AIM:
Reproduce, word for word, the lines from the first one down to and including the line that contains "table-row xyxy=(59,933,734,952)".

GIVEN ENTRIES:
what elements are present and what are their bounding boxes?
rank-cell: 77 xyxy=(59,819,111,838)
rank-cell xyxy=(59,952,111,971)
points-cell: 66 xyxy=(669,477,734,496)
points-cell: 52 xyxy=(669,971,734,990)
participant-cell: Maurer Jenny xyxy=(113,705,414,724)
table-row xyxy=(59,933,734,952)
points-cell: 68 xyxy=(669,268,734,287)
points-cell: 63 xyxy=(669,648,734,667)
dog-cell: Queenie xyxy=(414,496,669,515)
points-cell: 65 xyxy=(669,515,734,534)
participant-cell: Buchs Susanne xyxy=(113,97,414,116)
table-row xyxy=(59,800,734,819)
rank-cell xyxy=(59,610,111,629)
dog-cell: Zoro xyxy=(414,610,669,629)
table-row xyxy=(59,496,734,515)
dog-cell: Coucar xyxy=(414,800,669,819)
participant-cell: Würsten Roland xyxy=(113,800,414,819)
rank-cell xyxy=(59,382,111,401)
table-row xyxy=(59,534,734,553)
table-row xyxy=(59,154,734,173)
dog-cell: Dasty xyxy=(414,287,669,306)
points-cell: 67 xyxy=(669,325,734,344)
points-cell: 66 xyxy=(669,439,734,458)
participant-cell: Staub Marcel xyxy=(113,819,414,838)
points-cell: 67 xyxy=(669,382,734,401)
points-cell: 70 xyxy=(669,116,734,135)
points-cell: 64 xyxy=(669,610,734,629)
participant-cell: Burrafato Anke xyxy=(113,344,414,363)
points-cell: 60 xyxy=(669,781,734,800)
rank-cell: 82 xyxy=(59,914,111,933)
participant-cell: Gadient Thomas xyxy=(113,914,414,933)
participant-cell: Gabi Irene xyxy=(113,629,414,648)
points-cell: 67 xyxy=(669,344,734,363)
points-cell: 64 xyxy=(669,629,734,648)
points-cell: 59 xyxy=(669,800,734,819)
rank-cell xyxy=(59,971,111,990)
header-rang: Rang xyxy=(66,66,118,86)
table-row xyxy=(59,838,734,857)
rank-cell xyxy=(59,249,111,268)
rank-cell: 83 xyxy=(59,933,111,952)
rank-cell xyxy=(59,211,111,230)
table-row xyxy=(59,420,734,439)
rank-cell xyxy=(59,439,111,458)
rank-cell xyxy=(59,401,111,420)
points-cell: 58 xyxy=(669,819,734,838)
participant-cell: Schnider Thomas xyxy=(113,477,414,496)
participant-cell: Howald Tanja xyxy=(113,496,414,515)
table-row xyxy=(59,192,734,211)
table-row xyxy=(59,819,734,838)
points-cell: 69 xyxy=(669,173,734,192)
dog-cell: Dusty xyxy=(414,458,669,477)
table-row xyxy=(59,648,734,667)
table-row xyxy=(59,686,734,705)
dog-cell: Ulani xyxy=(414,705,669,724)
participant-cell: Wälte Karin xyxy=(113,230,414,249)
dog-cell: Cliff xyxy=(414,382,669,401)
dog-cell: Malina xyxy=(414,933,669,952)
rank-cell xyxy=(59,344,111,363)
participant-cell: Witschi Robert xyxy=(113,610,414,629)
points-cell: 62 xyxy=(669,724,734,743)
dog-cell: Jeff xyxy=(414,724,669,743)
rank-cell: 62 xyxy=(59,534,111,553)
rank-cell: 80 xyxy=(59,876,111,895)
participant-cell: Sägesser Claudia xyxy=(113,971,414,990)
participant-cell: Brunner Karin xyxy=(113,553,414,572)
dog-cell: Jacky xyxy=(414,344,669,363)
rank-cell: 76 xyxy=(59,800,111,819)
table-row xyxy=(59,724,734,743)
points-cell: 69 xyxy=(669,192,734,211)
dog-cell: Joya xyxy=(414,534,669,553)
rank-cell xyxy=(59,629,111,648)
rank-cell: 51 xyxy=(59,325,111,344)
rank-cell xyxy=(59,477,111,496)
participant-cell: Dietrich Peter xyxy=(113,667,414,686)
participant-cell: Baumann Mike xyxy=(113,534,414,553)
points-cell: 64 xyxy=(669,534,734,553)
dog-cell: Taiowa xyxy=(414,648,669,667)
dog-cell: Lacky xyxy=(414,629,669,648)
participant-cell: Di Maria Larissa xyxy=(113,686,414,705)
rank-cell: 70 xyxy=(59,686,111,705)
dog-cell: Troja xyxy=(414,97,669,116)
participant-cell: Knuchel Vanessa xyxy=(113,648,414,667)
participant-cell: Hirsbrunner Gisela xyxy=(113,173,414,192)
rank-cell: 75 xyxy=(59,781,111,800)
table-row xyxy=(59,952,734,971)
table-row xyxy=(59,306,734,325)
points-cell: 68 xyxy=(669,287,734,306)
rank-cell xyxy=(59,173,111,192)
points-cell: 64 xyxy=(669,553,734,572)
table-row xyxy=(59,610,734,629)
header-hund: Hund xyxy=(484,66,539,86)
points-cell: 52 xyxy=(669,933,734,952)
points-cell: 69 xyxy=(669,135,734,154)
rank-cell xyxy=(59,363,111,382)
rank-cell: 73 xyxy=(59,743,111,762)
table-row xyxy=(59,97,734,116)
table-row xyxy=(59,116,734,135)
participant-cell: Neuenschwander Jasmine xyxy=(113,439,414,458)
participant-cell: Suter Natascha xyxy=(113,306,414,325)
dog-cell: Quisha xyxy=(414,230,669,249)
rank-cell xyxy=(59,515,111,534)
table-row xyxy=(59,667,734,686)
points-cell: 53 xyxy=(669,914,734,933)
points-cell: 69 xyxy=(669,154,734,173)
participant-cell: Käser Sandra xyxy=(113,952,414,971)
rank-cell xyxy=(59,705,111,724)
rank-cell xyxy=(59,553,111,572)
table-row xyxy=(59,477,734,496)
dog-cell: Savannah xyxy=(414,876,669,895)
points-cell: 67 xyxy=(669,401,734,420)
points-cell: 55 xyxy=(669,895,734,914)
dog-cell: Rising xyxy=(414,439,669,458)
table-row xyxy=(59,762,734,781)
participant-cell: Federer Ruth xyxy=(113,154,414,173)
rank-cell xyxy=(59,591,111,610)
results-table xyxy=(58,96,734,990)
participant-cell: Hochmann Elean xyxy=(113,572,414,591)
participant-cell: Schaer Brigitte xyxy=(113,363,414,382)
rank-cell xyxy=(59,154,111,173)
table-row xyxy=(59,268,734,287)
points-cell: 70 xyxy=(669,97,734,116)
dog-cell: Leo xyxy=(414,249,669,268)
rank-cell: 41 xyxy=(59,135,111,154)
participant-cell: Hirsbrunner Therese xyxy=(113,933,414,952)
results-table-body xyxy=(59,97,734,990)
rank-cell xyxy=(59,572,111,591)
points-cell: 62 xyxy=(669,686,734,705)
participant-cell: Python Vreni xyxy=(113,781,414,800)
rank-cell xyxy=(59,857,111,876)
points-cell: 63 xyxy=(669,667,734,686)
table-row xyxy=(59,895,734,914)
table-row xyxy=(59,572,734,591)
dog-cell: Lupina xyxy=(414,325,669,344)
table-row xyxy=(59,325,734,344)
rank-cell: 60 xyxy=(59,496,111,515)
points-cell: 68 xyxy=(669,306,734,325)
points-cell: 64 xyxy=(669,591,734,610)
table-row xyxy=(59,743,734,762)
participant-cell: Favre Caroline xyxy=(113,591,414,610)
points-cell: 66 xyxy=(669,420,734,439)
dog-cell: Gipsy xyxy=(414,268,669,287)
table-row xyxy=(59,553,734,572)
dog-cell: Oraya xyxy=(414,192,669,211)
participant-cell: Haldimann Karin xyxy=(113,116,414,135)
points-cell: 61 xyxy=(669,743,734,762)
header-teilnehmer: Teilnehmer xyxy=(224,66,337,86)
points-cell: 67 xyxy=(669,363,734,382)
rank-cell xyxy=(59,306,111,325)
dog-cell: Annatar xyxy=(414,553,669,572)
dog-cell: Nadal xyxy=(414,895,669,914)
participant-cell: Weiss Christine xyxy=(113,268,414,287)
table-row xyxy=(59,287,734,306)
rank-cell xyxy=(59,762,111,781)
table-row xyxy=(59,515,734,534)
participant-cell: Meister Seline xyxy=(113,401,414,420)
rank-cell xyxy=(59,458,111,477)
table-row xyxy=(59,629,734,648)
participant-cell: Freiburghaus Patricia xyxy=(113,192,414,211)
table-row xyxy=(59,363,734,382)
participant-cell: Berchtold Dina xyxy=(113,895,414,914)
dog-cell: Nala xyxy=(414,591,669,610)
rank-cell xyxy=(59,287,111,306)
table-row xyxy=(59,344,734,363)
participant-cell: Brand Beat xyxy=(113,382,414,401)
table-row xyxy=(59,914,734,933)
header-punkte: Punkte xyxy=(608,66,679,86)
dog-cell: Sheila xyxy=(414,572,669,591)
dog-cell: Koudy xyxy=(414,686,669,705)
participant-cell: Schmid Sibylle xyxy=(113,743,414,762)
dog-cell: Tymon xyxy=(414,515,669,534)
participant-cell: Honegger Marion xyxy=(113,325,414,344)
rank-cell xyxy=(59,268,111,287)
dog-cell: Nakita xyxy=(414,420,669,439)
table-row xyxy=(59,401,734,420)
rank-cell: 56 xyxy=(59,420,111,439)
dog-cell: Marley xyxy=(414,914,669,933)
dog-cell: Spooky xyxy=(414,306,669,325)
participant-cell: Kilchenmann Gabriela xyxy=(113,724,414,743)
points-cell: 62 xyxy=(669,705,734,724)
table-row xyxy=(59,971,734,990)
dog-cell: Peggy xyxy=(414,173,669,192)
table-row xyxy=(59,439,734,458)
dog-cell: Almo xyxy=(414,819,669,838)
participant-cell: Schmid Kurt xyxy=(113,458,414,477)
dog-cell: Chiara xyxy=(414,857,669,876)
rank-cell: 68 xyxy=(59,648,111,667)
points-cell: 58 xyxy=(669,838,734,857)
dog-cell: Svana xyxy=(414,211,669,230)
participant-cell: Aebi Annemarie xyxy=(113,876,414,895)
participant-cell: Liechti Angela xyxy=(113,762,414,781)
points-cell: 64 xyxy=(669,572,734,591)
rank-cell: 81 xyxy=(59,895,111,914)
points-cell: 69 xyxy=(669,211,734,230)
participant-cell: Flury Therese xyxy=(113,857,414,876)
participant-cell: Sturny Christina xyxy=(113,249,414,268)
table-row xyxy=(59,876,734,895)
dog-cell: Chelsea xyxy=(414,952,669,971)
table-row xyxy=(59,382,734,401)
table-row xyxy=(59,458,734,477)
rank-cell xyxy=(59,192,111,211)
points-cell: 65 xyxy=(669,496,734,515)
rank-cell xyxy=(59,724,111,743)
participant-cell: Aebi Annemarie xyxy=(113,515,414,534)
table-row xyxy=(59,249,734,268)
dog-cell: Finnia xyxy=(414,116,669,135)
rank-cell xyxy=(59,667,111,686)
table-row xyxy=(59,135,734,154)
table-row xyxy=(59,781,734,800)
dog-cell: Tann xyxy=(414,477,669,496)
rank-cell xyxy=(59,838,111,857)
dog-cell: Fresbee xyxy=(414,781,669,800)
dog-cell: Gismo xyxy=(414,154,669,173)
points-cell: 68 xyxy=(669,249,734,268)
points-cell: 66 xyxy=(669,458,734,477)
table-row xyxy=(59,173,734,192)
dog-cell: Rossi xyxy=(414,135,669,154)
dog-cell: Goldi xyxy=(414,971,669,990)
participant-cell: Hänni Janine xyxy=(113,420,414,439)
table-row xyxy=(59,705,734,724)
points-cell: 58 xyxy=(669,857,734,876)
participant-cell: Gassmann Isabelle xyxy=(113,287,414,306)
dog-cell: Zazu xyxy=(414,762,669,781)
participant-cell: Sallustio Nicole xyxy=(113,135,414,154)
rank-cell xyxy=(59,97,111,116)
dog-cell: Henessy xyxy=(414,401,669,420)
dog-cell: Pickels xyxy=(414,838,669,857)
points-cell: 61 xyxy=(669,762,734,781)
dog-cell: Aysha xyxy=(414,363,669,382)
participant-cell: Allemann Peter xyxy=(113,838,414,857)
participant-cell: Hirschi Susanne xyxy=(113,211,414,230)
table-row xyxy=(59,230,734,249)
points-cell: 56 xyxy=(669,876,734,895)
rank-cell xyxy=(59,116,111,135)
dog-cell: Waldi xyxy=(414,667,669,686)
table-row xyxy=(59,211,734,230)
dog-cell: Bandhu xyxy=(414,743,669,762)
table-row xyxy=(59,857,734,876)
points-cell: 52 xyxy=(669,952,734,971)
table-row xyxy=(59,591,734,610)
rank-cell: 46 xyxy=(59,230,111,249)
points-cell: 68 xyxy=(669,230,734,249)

FINAL RESULT:
what elements are present and what are their bounding boxes?
rank-cell: 77 xyxy=(59,819,111,838)
rank-cell xyxy=(59,952,111,971)
points-cell: 66 xyxy=(669,477,734,496)
points-cell: 52 xyxy=(669,971,734,990)
participant-cell: Maurer Jenny xyxy=(113,705,414,724)
table-row xyxy=(59,933,734,952)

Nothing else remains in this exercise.